(PROBLEM) Reproduce the entries below word for word, starting at the very first line and ending with the line that contains "- photo-tile[interactable]: [784, 424, 1136, 953]".

Collection entries
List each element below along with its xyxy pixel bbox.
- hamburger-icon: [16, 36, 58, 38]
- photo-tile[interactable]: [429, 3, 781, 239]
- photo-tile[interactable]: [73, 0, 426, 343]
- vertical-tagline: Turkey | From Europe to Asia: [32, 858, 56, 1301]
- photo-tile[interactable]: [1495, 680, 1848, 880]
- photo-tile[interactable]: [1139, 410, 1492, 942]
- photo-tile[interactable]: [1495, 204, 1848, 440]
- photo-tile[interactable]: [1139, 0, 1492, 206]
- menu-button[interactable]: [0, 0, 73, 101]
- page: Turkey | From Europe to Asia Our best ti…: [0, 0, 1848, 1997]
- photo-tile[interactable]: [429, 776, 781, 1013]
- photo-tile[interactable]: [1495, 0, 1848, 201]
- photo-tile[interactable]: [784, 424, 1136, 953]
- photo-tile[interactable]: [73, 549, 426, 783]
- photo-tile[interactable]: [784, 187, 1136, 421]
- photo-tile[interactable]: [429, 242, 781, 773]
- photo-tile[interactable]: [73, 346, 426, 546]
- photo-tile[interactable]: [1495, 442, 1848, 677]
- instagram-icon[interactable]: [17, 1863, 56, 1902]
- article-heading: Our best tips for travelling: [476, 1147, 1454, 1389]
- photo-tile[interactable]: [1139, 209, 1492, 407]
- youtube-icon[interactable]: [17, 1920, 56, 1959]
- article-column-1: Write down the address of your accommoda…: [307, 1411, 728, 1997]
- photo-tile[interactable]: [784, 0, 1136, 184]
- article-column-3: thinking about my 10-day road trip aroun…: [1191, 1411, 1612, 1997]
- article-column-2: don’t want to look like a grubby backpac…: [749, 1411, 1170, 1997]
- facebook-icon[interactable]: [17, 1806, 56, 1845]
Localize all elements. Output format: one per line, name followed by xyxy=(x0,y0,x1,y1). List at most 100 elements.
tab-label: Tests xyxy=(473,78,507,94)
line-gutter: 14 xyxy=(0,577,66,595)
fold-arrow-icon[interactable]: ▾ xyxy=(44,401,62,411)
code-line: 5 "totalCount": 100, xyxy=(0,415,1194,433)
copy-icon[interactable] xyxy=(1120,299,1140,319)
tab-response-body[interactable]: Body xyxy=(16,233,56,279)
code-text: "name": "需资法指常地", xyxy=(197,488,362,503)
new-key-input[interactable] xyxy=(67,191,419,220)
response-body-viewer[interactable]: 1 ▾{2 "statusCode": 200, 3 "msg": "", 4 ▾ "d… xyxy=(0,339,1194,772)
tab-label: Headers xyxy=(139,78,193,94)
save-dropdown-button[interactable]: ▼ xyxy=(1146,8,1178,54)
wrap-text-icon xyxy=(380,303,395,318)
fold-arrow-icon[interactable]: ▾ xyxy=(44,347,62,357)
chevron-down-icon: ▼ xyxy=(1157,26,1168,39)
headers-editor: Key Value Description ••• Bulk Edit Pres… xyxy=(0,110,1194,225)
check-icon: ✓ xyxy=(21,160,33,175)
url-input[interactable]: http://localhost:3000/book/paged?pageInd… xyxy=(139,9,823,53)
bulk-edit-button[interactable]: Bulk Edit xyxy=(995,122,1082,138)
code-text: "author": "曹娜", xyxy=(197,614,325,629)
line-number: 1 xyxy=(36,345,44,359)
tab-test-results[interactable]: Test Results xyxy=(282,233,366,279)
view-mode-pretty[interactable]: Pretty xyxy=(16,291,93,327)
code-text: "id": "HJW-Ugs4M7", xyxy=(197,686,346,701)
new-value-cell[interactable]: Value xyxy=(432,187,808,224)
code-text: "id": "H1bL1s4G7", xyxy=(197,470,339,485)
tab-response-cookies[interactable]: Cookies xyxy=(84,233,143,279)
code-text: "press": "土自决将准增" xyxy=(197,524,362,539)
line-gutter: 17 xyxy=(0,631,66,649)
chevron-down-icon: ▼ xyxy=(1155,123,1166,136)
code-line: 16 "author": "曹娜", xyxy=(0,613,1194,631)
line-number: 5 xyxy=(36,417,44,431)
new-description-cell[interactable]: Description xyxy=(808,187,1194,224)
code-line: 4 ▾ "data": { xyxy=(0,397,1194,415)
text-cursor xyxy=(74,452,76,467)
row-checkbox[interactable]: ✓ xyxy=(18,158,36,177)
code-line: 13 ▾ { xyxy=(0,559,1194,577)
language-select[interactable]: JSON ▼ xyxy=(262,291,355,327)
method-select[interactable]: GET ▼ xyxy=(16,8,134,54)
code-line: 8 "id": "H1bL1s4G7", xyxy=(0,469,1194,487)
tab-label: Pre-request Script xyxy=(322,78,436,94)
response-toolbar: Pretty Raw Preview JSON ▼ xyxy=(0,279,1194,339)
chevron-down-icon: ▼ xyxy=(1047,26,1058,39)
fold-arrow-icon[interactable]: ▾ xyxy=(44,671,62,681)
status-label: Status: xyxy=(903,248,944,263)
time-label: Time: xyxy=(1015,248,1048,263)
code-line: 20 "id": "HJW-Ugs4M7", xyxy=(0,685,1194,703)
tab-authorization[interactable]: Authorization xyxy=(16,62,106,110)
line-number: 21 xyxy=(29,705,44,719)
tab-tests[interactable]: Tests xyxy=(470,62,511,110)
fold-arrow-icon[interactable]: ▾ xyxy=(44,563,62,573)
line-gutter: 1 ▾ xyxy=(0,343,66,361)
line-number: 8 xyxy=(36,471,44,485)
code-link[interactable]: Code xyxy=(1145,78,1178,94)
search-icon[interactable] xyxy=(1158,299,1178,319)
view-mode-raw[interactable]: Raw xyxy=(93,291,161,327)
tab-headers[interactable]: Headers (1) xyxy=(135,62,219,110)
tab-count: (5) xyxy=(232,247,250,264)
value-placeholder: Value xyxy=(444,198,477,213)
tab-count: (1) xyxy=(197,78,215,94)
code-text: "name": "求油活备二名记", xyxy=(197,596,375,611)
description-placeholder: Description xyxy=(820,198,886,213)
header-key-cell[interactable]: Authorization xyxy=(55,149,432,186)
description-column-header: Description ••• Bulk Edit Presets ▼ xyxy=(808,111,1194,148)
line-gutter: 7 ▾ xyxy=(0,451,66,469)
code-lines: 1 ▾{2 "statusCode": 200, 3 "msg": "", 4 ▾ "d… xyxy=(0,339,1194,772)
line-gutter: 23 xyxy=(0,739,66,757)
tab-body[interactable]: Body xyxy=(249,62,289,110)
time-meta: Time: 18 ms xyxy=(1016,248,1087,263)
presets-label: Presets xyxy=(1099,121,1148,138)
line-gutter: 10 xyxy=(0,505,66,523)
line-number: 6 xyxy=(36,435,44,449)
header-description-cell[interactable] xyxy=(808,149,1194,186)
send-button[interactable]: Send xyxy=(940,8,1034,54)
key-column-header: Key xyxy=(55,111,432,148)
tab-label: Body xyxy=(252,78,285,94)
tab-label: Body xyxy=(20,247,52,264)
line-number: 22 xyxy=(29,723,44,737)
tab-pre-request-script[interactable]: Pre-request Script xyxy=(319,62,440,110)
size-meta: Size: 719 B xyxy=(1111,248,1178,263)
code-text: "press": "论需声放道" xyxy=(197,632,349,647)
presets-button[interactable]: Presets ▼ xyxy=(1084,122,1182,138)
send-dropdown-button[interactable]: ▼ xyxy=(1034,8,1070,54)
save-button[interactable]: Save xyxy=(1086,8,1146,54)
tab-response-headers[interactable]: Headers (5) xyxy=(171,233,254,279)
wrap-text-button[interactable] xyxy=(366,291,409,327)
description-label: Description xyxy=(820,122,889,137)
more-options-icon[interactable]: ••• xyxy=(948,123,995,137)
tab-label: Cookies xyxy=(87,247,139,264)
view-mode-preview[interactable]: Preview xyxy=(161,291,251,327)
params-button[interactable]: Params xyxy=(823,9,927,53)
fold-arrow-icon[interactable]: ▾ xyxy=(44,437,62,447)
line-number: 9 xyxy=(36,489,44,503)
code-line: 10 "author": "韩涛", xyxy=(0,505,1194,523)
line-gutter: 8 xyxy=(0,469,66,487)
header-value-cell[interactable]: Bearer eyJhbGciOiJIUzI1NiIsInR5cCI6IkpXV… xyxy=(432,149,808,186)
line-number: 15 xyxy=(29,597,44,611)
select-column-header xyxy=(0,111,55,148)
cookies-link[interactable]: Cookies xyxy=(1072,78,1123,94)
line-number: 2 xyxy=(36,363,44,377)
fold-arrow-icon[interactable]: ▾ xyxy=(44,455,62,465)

(FINISHED EXERCISE)
List each element below along with its xyxy pixel bbox.
- hamburger-icon: [16, 36, 58, 38]
- photo-tile[interactable]: [429, 3, 781, 239]
- photo-tile[interactable]: [73, 0, 426, 343]
- vertical-tagline: Turkey | From Europe to Asia: [32, 858, 56, 1301]
- photo-tile[interactable]: [1495, 680, 1848, 880]
- photo-tile[interactable]: [1139, 410, 1492, 942]
- photo-tile[interactable]: [1495, 204, 1848, 440]
- photo-tile[interactable]: [1139, 0, 1492, 206]
- menu-button[interactable]: [0, 0, 73, 101]
- page: Turkey | From Europe to Asia Our best ti…: [0, 0, 1848, 1997]
- photo-tile[interactable]: [429, 776, 781, 1013]
- photo-tile[interactable]: [1495, 0, 1848, 201]
- photo-tile[interactable]: [784, 424, 1136, 953]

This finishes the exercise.